--- Start of Records ---

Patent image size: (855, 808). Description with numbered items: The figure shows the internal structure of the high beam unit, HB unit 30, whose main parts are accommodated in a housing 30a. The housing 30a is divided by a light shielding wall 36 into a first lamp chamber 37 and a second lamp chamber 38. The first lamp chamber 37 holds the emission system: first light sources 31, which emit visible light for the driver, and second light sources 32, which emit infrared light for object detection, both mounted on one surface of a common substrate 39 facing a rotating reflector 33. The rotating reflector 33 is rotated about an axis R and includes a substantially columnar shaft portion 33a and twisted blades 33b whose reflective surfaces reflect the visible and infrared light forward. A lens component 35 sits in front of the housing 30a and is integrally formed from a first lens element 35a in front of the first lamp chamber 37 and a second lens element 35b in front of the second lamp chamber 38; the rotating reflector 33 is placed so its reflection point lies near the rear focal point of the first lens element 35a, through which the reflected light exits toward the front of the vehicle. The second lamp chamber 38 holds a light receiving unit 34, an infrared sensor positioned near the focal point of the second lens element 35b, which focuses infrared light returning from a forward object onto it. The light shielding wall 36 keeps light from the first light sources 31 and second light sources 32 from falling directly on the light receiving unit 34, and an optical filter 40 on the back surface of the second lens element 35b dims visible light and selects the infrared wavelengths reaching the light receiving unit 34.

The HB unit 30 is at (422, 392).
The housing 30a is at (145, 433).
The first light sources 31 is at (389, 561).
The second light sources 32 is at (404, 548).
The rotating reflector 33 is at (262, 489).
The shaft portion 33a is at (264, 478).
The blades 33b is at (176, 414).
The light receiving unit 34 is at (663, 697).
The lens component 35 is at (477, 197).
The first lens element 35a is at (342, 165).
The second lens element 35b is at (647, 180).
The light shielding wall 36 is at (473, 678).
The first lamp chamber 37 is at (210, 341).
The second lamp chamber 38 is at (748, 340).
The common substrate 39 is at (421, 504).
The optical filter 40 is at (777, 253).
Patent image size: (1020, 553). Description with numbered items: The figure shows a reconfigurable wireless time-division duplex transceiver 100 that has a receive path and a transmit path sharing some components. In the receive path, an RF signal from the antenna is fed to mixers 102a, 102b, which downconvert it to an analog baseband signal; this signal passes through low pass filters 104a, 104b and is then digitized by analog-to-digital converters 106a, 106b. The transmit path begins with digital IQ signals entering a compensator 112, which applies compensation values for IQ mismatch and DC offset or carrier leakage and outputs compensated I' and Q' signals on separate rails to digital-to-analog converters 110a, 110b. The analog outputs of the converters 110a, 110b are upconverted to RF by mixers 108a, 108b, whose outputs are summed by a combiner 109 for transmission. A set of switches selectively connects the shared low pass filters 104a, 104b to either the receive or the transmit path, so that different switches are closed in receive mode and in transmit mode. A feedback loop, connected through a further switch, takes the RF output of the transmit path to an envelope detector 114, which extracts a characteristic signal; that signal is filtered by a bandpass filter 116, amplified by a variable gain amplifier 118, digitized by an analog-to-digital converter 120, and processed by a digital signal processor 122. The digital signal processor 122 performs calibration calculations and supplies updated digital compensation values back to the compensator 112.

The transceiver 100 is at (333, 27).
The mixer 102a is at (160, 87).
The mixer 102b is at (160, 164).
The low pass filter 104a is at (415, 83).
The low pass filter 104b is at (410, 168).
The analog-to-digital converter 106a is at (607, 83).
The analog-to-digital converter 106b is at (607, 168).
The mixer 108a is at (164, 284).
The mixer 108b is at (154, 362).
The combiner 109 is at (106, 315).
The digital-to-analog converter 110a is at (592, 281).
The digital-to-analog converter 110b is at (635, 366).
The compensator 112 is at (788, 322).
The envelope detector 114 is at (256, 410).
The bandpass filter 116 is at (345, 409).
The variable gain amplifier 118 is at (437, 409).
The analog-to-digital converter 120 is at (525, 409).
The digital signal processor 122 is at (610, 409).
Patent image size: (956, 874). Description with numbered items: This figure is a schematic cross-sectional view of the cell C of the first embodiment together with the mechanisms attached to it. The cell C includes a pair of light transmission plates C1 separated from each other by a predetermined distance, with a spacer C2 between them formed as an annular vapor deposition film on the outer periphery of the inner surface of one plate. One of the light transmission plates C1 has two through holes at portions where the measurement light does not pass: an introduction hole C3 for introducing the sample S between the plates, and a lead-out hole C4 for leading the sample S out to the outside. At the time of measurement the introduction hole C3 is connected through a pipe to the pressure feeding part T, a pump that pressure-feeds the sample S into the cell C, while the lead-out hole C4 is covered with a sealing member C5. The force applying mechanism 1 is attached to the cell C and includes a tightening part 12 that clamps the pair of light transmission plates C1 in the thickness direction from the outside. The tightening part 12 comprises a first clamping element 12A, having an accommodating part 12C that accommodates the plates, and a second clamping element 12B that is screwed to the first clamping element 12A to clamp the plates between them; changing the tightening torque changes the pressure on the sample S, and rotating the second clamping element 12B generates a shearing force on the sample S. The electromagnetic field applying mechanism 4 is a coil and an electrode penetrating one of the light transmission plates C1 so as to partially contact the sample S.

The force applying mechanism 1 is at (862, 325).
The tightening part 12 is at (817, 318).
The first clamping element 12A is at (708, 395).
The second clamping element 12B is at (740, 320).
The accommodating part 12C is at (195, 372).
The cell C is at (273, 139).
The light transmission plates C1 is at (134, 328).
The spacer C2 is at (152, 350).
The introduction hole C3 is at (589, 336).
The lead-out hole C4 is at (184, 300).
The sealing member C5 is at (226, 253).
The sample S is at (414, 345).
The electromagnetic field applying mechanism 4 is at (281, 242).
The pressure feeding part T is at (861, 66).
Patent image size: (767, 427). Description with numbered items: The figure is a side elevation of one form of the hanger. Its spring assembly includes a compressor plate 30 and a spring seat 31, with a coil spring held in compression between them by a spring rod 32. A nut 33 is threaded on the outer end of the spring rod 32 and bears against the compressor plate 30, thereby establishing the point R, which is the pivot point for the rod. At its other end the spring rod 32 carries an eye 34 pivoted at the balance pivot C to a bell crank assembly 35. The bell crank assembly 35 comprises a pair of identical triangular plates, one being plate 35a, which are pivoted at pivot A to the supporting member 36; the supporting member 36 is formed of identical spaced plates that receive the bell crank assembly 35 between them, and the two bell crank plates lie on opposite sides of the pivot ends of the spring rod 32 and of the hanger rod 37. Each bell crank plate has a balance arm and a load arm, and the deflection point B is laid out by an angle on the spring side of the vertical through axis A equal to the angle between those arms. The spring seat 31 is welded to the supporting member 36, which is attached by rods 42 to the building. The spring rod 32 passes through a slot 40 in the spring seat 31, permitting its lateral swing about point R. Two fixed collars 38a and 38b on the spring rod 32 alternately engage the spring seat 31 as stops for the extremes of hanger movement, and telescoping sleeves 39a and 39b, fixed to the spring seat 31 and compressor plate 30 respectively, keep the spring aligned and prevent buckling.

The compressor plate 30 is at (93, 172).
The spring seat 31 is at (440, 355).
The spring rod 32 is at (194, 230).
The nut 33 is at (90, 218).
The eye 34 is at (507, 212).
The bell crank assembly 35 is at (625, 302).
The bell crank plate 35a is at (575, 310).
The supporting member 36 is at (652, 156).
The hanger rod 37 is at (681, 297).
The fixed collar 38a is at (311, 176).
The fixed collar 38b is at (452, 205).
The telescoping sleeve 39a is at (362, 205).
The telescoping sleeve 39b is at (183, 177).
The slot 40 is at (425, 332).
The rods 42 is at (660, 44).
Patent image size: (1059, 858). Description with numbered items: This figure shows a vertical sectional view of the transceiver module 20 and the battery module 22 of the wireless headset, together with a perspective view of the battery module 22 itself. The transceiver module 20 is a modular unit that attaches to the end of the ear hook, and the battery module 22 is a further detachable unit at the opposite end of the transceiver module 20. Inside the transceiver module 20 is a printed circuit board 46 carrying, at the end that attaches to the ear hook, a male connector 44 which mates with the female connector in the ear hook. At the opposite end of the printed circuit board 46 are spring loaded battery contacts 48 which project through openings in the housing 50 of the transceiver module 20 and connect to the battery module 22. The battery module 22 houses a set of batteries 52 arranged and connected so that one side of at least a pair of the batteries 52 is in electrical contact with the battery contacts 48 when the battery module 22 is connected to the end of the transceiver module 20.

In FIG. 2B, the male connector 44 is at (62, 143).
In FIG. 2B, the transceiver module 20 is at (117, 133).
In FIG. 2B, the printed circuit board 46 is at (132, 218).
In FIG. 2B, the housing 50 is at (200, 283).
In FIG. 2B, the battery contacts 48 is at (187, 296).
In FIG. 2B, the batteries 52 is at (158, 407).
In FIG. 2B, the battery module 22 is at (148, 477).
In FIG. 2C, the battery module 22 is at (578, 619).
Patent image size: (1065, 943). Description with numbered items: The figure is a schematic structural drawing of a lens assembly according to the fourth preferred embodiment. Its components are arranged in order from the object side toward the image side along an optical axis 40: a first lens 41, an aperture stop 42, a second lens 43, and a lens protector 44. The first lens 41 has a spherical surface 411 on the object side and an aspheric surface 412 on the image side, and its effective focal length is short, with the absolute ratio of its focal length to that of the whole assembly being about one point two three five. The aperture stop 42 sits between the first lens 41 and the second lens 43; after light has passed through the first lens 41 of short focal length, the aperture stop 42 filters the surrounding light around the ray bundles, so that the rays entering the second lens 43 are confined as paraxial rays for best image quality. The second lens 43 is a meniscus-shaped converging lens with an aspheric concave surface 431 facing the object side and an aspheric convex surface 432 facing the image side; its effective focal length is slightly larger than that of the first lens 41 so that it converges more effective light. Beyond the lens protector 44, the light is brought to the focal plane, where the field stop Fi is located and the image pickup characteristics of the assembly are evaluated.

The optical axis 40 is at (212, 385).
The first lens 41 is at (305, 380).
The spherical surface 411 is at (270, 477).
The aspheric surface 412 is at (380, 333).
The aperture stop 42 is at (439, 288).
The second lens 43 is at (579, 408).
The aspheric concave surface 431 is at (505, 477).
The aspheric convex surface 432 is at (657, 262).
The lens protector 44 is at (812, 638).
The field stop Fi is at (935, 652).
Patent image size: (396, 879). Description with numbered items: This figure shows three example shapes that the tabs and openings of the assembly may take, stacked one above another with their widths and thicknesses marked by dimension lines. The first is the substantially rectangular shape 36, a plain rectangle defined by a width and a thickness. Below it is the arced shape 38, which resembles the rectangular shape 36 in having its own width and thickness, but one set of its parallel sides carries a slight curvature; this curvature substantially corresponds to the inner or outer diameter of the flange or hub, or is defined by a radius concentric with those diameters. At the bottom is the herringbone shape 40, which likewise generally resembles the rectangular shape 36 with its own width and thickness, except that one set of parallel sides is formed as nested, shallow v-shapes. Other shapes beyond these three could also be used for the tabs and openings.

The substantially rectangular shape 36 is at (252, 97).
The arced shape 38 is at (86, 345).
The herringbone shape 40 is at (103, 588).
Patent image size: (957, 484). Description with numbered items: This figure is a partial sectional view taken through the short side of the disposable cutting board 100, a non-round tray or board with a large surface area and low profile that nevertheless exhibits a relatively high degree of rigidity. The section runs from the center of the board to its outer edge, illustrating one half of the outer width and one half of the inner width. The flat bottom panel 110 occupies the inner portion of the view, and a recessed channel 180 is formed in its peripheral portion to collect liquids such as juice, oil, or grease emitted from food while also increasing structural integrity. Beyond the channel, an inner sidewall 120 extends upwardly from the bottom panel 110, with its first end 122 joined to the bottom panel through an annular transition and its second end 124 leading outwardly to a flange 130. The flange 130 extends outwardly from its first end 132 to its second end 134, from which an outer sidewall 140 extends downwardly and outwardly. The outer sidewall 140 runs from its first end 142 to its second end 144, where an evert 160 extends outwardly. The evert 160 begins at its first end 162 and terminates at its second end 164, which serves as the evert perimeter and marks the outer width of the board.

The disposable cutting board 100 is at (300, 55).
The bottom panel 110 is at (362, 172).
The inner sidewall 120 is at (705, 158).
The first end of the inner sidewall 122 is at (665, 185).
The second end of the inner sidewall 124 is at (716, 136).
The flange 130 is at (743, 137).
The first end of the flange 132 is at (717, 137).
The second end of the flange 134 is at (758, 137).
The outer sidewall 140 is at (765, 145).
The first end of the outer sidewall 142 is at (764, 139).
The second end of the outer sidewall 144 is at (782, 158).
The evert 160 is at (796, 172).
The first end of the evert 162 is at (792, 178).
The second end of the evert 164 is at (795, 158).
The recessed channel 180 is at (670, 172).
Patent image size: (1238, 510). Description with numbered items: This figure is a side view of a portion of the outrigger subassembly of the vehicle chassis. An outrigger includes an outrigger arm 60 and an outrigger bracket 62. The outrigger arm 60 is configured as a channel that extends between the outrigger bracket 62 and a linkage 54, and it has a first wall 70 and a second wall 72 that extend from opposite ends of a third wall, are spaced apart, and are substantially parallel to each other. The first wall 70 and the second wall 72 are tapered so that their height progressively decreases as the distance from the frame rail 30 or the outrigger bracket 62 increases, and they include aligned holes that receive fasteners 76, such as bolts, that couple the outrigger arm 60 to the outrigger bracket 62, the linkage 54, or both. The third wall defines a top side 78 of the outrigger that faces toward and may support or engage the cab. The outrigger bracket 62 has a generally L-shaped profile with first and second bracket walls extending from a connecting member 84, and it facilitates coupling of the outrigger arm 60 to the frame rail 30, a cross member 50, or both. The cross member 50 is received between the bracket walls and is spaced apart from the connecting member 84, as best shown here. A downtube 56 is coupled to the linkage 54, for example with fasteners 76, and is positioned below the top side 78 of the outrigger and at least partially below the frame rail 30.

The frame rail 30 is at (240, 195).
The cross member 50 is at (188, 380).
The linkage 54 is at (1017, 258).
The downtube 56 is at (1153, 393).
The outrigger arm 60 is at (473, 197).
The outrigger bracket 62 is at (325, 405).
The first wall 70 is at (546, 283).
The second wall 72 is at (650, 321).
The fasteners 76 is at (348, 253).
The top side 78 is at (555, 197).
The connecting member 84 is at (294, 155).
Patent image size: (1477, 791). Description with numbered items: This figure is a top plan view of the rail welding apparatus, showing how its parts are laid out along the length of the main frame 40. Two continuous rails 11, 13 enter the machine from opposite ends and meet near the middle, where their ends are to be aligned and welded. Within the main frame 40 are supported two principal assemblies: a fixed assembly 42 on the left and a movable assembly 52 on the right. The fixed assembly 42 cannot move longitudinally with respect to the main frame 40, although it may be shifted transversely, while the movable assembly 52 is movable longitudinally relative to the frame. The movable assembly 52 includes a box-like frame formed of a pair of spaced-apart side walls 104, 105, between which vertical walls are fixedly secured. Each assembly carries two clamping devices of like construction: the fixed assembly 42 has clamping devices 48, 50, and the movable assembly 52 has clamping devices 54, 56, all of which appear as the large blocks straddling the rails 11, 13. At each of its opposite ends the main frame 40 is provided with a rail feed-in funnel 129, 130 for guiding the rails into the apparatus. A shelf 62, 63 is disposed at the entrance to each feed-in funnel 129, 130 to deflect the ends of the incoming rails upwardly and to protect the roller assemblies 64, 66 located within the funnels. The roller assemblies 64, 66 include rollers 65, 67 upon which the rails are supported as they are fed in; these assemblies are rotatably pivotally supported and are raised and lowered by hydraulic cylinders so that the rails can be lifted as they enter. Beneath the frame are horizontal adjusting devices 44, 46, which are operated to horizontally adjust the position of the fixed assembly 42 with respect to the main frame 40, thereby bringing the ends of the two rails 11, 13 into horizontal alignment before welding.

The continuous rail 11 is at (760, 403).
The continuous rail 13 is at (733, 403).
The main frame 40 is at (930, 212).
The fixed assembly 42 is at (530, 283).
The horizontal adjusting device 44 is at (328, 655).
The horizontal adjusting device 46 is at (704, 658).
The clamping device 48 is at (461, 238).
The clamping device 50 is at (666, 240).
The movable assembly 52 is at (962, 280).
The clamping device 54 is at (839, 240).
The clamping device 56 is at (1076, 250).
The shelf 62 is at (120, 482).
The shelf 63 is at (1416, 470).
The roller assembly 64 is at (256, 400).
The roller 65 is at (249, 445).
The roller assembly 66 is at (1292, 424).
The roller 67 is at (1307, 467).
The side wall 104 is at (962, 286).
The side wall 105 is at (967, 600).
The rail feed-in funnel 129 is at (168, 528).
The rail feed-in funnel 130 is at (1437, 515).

--- End of Records ---

**Given problem**
Format the part of the records above that opens with the line containing "Patent image size: (1020, 553)." and closes with the line containing "The mixer 108b is at (154, 362)." as a numbered list, leaving out blank lines.

**Result of the task**
1. Patent image size: (1020, 553). Description with numbered items: The figure shows a reconfigurable wireless time-division duplex transceiver 100 that has a receive path and a transmit path sharing some components. In the receive path, an RF signal from the antenna is fed to mixers 102a, 102b, which downconvert it to an analog baseband signal; this signal passes through low pass filters 104a, 104b and is then digitized by analog-to-digital converters 106a, 106b. The transmit path begins with digital IQ signals entering a compensator 112, which applies compensation values for IQ mismatch and DC offset or carrier leakage and outputs compensated I' and Q' signals on separate rails to digital-to-analog converters 110a, 110b. The analog outputs of the converters 110a, 110b are upconverted to RF by mixers 108a, 108b, whose outputs are summed by a combiner 109 for transmission. A set of switches selectively connects the shared low pass filters 104a, 104b to either the receive or the transmit path, so that different switches are closed in receive mode and in transmit mode. A feedback loop, connected through a further switch, takes the RF output of the transmit path to an envelope detector 114, which extracts a characteristic signal; that signal is filtered by a bandpass filter 116, amplified by a variable gain amplifier 118, digitized by an analog-to-digital converter 120, and processed by a digital signal processor 122. The digital signal processor 122 performs calibration calculations and supplies updated digital compensation values back to the compensator 112.
2. The transceiver 100 is at (333, 27).
3. The mixer 102a is at (160, 87).
4. The mixer 102b is at (160, 164).
5. The low pass filter 104a is at (415, 83).
6. The low pass filter 104b is at (410, 168).
7. The analog-to-digital converter 106a is at (607, 83).
8. The analog-to-digital converter 106b is at (607, 168).
9. The mixer 108a is at (164, 284).
10. The mixer 108b is at (154, 362).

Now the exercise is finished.